Check each line of the entries below for the string "besetzt"; copy every line where it appears.

Rows from a dataset
__________________________________________________
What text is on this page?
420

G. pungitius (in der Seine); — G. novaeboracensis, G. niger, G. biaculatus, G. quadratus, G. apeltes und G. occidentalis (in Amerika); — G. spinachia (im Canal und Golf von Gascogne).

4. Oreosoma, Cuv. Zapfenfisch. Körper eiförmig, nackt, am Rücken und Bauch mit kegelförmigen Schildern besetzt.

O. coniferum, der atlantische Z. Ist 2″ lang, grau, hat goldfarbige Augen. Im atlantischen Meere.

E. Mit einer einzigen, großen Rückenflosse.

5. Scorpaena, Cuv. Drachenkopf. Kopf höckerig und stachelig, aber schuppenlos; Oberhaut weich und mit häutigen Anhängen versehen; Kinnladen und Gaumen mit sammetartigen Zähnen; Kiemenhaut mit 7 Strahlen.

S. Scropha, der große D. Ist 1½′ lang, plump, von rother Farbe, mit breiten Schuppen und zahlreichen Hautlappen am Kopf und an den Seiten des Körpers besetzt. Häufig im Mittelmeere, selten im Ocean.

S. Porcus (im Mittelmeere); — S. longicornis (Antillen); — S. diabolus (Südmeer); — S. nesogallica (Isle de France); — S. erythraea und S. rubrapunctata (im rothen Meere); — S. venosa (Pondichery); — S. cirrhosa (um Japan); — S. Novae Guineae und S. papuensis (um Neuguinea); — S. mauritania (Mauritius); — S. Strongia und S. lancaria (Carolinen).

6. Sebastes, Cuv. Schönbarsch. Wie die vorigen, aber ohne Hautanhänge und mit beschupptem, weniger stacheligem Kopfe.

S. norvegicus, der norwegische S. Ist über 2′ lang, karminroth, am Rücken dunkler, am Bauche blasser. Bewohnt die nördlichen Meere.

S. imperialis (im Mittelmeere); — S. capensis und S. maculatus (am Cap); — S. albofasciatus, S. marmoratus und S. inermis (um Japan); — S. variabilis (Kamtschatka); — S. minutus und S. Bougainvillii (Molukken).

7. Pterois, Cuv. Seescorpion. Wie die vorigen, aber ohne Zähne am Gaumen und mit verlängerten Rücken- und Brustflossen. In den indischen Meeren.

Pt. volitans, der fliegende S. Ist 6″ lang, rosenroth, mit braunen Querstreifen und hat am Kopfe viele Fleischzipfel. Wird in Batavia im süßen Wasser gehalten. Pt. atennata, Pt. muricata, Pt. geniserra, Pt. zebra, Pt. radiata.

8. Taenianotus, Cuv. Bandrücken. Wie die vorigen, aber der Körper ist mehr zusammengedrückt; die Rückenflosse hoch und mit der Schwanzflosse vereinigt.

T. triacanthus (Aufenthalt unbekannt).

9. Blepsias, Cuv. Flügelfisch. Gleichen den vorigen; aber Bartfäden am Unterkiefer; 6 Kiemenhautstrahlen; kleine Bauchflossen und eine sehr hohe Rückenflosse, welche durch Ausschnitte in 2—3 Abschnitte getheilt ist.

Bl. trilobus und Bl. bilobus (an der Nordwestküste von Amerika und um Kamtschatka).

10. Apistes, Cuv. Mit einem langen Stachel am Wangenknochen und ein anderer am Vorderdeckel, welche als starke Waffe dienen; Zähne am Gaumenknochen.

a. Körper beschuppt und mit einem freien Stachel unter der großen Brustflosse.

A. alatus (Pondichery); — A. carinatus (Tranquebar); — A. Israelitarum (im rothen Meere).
__________________________________________________
:: THE RESPONSE ::
4. Oreosoma, Cuv. Zapfenfisch. Körper eiförmig, nackt, am Rücken und Bauch mit kegelförmigen Schildern besetzt.
S. Scropha, der große D. Ist 1½′ lang, plump, von rother Farbe, mit breiten Schuppen und zahlreichen Hautlappen am Kopf und an den Seiten des Körpers besetzt. Häufig im Mittelmeere, selten im Ocean.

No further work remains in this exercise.